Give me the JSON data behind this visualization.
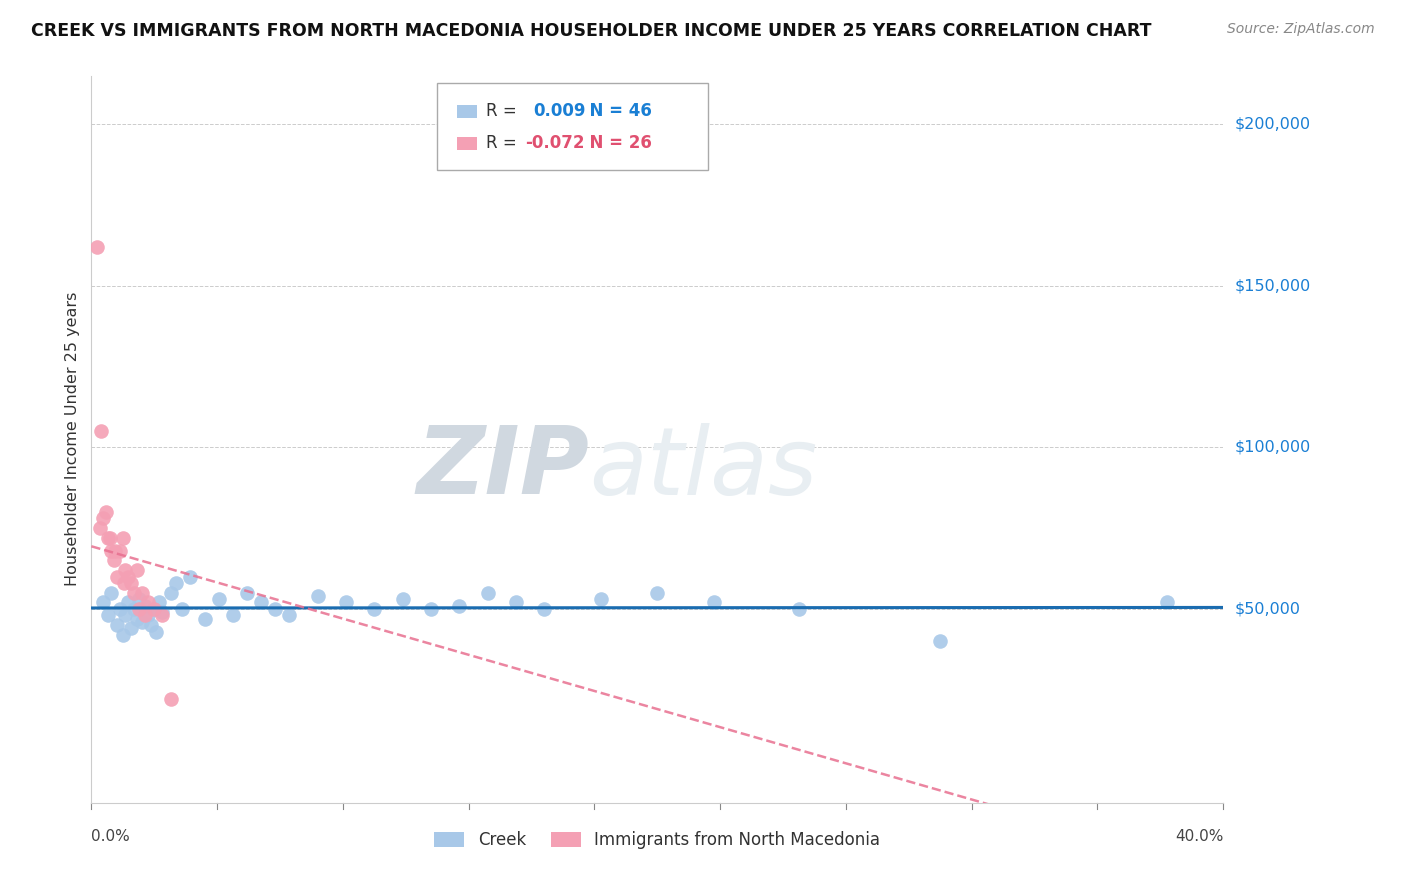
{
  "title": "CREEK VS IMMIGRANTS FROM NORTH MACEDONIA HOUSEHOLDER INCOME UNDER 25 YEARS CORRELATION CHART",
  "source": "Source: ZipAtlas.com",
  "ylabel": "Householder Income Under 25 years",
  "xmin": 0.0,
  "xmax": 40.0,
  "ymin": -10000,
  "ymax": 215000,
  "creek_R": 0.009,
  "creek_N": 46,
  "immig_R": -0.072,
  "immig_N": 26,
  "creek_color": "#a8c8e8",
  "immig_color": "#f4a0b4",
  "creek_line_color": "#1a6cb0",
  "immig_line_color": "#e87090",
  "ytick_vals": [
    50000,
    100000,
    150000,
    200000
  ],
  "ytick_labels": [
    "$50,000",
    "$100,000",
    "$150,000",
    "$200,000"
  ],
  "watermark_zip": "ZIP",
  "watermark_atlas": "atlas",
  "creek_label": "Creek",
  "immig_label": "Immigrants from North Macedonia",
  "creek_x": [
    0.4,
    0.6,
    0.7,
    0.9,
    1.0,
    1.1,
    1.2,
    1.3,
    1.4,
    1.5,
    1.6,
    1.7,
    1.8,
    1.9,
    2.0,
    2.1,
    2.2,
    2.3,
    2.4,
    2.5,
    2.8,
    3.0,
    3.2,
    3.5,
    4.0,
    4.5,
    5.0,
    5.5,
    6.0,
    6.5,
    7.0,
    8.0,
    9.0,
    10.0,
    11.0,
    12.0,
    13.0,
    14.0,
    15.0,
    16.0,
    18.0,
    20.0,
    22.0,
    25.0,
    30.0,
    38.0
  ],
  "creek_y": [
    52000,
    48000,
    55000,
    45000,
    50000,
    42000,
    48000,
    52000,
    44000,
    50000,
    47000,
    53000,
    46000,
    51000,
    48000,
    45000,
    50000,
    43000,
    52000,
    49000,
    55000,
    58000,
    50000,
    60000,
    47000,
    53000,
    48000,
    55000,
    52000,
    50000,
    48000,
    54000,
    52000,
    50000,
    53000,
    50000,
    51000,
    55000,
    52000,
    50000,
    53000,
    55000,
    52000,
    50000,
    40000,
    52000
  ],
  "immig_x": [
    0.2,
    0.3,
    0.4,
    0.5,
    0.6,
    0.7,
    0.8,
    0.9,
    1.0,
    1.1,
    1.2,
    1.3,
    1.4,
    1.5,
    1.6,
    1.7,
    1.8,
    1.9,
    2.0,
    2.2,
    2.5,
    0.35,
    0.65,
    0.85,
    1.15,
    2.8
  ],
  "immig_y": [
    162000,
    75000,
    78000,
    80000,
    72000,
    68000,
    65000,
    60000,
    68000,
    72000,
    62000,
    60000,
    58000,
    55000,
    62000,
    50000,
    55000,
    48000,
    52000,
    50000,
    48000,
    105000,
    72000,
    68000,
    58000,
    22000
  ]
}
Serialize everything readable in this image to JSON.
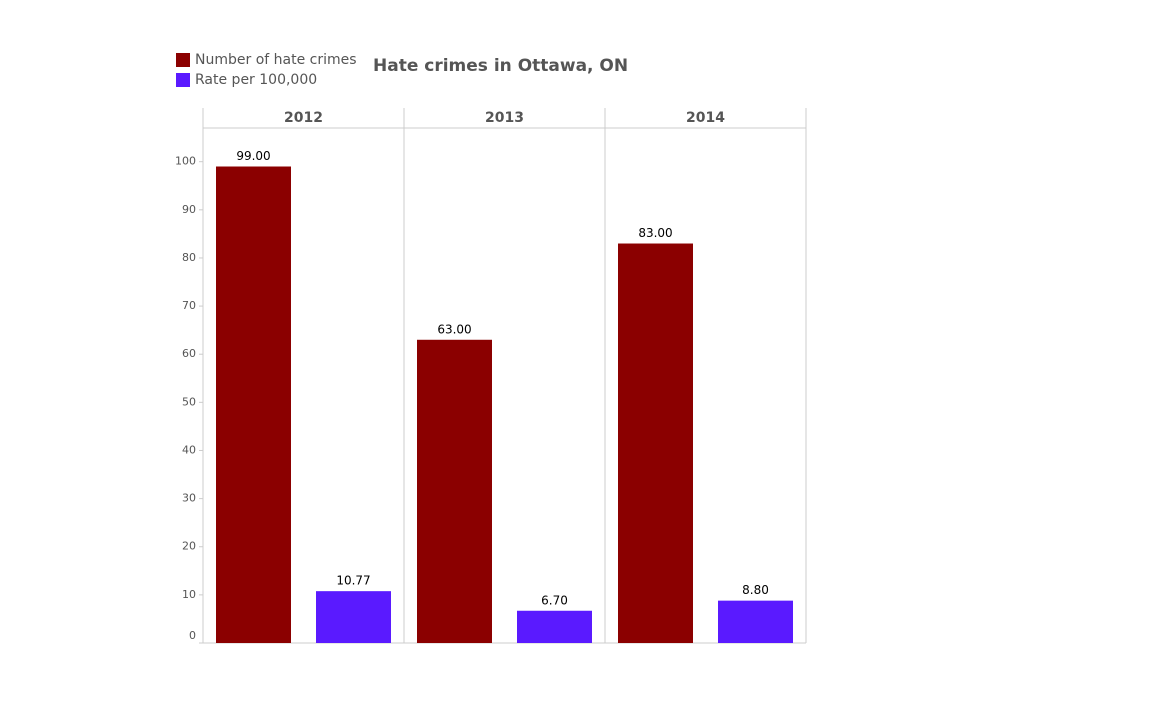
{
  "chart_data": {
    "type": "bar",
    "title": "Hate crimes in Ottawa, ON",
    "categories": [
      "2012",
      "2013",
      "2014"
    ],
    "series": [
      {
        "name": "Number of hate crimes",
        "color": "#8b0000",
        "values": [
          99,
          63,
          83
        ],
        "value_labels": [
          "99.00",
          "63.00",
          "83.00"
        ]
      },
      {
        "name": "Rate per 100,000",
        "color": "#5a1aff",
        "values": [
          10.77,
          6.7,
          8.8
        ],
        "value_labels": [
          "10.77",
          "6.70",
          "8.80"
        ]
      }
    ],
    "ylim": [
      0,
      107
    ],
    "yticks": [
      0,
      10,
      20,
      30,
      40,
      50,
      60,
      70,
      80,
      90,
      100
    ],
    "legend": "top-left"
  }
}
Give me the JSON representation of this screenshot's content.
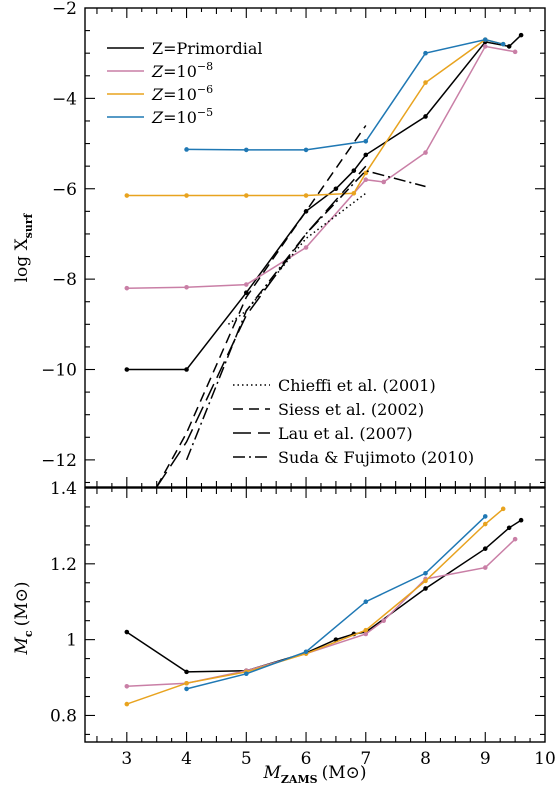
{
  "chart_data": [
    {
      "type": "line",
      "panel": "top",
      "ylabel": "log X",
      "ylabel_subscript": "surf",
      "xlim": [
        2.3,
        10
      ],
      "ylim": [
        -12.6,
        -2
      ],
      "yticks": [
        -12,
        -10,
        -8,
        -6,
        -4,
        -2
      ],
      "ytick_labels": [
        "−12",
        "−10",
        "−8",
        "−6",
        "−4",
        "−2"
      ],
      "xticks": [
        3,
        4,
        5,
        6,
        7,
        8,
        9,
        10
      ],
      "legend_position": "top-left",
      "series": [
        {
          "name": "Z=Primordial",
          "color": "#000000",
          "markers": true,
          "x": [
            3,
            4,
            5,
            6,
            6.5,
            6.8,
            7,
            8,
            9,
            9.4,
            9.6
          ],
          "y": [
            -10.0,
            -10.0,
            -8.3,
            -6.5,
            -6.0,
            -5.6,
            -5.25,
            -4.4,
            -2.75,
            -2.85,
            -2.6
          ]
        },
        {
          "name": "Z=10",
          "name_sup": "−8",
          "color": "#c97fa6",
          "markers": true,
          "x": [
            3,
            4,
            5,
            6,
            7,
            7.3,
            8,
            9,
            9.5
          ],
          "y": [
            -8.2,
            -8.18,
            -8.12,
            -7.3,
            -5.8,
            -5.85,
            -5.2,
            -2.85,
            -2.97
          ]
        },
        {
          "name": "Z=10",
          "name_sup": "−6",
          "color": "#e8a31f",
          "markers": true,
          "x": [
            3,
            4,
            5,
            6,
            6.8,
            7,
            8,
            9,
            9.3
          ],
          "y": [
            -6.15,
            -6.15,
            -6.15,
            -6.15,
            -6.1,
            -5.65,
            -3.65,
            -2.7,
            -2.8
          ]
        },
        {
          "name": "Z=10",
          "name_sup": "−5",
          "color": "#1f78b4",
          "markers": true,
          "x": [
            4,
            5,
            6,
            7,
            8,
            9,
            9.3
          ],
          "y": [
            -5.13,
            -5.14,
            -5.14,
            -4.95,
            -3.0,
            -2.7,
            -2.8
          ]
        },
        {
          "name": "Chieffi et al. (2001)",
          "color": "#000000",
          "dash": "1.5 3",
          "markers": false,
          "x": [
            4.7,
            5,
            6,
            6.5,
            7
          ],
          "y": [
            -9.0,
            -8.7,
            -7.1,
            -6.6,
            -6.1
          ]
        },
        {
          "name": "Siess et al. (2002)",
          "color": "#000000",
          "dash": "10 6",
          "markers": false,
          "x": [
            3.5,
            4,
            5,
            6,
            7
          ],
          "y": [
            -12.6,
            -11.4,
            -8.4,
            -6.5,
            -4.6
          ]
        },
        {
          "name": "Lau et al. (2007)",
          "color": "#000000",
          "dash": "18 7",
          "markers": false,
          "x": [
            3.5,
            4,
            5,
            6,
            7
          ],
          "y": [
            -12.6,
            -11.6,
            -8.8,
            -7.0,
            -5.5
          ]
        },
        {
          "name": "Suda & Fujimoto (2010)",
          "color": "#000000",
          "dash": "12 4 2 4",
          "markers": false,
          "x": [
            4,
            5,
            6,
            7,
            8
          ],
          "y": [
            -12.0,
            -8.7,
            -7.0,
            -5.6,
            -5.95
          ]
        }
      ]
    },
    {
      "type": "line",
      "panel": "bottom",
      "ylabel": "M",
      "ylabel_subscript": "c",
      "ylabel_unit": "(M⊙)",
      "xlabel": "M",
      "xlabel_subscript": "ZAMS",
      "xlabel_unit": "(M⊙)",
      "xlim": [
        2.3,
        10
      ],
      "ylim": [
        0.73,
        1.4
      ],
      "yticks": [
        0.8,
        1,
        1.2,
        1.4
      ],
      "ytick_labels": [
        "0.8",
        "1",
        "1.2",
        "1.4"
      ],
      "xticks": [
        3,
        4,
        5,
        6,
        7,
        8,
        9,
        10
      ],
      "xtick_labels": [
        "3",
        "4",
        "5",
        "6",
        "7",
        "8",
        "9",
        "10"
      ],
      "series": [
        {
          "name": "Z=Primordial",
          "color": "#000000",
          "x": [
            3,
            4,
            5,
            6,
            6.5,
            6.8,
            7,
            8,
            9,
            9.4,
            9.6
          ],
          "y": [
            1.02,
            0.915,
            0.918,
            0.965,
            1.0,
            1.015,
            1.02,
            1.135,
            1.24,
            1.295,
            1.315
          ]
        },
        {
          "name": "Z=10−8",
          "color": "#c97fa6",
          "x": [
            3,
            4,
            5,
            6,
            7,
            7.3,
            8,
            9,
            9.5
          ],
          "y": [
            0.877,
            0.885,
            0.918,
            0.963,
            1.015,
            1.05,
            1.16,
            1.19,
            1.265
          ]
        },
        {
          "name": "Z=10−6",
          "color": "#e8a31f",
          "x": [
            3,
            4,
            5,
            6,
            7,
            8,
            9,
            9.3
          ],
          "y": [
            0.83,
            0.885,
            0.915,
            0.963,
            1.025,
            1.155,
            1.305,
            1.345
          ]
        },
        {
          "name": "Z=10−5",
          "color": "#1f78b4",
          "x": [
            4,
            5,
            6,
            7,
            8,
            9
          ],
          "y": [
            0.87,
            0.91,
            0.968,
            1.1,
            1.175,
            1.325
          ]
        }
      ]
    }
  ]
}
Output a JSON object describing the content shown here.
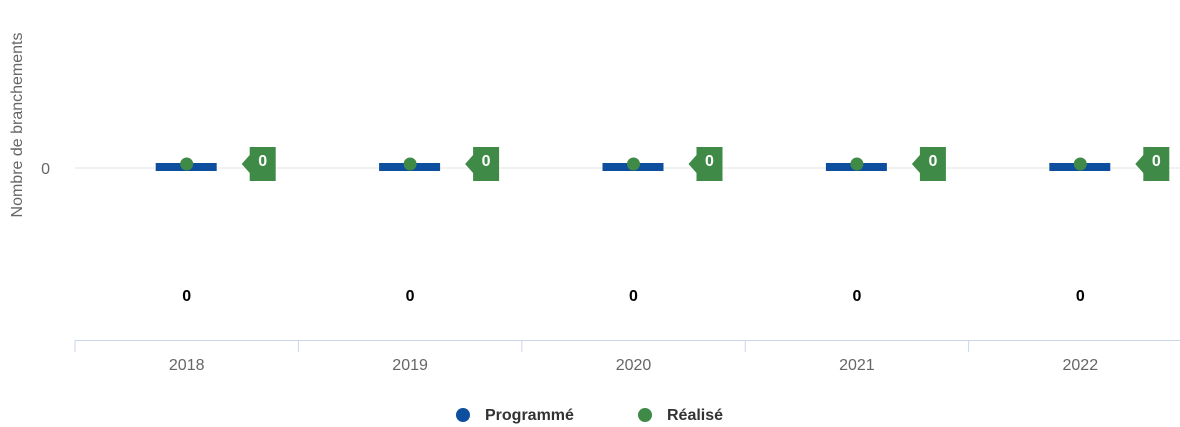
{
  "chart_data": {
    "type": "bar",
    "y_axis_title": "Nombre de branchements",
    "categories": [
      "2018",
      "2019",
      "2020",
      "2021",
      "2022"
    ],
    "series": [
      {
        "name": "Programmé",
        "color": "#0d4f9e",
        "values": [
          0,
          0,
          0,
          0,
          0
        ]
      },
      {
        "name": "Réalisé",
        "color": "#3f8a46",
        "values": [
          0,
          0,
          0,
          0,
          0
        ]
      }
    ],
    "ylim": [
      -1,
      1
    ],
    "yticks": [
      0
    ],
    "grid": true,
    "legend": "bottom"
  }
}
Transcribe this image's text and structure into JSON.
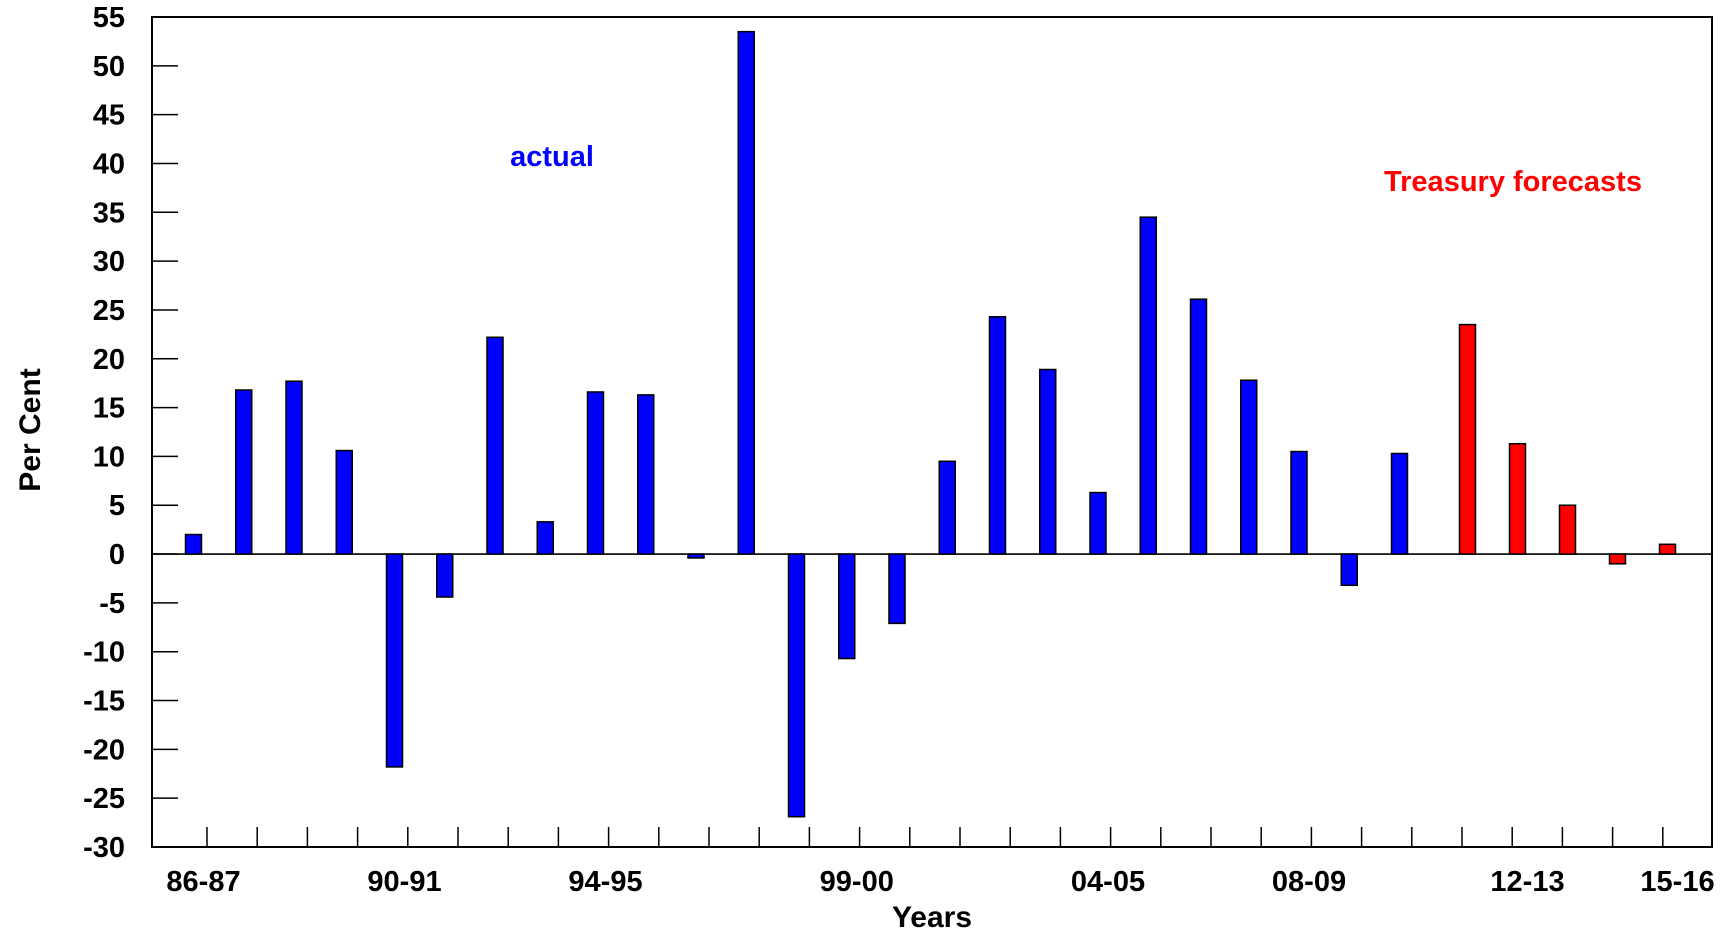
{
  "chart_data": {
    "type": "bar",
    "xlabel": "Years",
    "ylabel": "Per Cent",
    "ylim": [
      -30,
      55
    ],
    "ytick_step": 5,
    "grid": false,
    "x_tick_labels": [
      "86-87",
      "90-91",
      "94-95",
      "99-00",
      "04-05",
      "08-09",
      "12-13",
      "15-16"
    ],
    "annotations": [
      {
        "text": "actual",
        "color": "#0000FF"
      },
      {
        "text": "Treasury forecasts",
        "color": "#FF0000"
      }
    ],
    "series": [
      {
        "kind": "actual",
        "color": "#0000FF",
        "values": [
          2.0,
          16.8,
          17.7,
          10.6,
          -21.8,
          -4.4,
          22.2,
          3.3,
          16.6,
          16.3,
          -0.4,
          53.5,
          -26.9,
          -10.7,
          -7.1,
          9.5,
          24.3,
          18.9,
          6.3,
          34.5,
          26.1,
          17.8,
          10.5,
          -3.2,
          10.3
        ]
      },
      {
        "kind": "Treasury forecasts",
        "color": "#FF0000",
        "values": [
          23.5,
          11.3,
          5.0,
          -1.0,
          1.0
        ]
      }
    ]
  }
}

**Required task**
Reply with nothing except the number of lines in the listing above that include the string "Give".

**Response**
2